_EXERCISE DESCRIPTION_
Extract the lines that carry the string "Empresa" from the listing.

-- BEGIN RECORDS FOR THE TASK --

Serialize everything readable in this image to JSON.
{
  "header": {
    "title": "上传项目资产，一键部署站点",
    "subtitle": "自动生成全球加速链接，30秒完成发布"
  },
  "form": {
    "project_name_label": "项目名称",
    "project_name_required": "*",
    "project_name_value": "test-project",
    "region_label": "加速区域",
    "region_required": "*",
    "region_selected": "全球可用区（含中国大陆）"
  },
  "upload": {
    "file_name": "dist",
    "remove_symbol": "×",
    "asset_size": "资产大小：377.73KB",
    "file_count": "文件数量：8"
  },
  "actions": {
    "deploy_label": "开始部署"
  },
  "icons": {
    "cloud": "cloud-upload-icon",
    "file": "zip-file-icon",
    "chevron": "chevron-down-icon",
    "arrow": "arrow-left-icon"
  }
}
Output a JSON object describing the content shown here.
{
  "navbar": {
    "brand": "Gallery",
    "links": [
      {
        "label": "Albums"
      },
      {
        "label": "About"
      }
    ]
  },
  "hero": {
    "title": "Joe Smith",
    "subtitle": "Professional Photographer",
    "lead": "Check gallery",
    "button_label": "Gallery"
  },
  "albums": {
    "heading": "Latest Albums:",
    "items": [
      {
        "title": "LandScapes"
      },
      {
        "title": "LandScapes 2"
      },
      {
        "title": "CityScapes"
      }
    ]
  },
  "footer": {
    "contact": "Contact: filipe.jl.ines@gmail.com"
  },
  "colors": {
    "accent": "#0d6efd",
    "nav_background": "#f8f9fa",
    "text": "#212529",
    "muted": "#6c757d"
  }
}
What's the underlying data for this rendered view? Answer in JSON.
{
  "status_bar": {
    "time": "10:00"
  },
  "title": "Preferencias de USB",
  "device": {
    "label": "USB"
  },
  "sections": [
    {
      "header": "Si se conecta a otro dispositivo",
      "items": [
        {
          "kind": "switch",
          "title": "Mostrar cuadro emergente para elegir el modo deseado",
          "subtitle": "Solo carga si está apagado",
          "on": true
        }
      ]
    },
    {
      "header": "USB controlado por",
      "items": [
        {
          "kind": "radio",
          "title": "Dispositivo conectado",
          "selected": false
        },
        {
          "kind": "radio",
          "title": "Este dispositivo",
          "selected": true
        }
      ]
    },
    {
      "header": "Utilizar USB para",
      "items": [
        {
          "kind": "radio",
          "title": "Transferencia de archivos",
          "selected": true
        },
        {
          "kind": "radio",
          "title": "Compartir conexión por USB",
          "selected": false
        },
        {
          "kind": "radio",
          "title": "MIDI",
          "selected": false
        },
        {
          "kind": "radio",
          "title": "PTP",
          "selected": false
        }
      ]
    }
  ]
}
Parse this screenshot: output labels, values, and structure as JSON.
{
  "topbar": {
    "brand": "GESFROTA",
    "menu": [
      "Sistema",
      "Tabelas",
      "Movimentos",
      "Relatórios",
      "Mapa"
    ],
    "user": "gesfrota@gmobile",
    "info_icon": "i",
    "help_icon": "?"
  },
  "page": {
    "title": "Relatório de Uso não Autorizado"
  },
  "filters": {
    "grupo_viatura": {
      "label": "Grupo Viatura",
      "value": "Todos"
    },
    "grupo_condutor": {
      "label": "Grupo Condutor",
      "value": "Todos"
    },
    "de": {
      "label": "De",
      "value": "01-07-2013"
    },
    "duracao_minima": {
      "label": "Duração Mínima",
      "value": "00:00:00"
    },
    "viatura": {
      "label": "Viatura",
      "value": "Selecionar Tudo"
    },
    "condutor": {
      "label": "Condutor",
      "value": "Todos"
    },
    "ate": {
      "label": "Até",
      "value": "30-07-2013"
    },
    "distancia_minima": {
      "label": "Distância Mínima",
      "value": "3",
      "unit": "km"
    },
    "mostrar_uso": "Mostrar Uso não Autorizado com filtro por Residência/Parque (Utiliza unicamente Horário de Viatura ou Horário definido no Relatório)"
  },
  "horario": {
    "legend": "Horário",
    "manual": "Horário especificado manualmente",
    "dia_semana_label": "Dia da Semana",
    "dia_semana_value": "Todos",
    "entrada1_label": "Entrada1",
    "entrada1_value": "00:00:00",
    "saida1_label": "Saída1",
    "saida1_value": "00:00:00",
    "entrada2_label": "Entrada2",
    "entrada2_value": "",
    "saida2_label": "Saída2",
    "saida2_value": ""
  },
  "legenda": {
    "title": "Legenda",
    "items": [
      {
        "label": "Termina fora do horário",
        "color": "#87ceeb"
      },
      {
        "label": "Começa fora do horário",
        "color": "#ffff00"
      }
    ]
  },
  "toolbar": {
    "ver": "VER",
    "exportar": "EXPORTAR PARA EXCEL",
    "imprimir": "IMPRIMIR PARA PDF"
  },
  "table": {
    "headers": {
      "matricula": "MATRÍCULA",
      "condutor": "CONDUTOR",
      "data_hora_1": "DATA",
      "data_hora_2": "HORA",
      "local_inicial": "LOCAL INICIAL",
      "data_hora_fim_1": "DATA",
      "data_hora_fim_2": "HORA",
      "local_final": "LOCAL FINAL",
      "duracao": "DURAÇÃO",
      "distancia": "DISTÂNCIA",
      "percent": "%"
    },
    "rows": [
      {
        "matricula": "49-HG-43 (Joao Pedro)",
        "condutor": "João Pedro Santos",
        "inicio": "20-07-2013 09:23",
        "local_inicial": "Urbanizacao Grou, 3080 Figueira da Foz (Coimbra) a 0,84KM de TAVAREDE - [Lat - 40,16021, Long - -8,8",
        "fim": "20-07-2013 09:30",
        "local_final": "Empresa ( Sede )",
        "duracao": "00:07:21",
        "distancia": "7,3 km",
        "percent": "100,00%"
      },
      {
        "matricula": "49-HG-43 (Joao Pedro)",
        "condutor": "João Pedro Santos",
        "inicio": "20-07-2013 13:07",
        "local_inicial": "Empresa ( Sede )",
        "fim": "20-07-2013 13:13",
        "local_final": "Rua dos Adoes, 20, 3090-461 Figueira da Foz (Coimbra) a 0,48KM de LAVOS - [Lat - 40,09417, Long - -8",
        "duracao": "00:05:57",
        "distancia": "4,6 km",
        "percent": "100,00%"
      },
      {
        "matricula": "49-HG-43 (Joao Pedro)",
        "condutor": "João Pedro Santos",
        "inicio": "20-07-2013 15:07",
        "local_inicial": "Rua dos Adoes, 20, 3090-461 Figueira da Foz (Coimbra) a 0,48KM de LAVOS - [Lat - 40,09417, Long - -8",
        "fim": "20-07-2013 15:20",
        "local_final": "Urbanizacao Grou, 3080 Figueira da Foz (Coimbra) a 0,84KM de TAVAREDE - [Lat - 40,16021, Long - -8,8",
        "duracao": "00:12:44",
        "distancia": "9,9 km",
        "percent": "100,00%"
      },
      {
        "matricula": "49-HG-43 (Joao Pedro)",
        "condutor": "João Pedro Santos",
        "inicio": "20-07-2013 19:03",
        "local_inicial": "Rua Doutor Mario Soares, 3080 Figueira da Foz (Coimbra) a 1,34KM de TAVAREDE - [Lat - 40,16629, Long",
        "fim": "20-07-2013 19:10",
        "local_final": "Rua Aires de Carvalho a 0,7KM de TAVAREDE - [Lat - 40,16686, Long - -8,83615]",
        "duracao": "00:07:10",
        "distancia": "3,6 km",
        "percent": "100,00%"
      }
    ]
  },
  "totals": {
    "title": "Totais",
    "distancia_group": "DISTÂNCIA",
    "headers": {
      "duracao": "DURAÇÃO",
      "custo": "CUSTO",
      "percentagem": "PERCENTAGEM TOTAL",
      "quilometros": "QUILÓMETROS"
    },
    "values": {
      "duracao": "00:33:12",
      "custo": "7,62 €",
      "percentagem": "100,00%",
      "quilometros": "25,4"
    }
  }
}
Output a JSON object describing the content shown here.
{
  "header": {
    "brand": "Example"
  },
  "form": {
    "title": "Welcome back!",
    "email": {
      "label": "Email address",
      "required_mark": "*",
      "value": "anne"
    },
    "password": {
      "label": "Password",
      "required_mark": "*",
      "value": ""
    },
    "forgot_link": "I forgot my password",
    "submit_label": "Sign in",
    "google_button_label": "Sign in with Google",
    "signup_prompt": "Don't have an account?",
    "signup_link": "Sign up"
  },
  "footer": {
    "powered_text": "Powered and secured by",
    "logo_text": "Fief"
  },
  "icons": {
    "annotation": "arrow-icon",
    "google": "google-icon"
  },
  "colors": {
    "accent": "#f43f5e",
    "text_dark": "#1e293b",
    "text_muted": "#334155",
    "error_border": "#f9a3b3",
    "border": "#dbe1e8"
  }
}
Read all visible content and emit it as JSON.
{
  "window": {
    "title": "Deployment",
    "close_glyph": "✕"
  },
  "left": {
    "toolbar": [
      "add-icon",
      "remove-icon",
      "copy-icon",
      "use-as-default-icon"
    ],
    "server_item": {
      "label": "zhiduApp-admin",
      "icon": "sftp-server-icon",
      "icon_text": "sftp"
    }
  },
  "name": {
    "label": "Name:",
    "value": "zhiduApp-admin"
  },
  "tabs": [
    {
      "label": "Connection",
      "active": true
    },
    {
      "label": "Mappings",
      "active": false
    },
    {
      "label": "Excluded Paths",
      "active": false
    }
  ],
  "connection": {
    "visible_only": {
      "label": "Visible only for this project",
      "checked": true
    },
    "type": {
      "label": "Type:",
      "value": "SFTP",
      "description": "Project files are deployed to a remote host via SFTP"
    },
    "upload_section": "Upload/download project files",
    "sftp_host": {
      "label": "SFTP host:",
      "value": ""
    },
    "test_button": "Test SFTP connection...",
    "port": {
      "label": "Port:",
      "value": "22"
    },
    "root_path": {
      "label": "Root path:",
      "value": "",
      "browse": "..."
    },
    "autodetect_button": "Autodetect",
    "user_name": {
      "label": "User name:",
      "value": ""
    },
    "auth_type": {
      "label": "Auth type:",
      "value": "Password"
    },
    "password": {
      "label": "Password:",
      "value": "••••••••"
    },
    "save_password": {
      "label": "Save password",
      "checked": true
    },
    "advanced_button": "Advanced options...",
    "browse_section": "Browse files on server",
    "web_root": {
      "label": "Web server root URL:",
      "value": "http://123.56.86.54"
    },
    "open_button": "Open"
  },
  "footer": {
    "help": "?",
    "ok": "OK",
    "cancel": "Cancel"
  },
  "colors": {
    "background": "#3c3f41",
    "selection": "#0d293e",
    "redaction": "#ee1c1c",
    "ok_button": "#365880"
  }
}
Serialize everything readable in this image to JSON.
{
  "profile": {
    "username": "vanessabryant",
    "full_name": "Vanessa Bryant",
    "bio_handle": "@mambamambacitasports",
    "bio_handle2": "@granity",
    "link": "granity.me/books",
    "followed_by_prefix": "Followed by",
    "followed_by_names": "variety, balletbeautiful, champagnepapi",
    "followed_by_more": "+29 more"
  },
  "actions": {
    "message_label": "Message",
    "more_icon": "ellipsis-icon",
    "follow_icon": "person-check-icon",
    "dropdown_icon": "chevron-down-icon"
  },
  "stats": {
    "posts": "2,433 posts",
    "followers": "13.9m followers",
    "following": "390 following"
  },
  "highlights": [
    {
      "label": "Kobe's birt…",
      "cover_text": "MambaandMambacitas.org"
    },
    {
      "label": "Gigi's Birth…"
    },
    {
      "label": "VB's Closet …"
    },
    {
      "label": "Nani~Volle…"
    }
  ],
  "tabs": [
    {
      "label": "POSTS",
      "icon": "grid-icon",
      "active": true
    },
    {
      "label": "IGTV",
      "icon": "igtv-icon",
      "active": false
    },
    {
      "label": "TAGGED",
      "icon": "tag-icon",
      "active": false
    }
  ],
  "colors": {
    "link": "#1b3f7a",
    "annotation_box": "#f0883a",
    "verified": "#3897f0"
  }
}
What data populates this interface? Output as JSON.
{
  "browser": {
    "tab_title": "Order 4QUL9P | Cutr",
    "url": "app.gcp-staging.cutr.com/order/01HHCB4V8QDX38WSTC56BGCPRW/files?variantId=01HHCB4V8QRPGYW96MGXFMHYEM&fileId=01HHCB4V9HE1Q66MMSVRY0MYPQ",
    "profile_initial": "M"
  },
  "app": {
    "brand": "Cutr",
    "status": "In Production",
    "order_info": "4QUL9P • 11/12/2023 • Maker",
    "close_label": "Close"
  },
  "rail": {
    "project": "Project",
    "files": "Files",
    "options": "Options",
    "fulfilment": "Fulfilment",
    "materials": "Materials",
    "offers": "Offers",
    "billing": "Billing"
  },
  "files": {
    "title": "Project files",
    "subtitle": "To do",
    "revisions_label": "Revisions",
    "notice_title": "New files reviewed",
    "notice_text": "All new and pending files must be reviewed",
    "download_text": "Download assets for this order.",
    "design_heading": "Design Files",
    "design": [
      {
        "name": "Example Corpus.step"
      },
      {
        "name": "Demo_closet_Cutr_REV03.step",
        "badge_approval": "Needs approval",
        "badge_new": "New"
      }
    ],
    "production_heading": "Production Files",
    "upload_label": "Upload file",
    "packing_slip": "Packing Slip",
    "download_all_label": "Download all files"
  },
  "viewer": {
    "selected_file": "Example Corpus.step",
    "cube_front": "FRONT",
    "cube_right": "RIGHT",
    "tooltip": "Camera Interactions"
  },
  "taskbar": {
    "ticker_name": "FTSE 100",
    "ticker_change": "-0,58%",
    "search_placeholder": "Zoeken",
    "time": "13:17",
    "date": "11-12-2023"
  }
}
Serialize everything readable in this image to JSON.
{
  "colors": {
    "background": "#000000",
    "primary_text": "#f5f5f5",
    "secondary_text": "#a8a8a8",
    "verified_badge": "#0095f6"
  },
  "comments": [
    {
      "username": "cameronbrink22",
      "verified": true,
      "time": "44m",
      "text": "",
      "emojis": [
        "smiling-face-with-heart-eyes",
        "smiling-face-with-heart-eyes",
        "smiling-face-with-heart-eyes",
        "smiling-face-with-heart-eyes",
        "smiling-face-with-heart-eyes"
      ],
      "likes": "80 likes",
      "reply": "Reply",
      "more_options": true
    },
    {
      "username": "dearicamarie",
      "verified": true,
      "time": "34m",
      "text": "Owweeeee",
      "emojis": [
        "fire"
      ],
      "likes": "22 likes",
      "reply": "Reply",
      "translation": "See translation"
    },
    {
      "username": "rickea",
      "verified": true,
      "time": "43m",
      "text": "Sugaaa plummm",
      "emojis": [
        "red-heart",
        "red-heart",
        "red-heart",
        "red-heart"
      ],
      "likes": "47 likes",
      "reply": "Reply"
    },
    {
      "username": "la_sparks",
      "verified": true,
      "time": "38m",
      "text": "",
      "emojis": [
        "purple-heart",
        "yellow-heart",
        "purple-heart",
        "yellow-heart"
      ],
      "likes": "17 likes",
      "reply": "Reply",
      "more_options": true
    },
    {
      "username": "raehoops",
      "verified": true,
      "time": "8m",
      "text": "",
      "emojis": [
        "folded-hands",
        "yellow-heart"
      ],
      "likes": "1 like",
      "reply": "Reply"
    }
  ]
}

-- END RECORDS FOR THE TASK --

_WORKED SOLUTION_
        "local_final": "Empresa ( Sede )",
        "local_inicial": "Empresa ( Sede )",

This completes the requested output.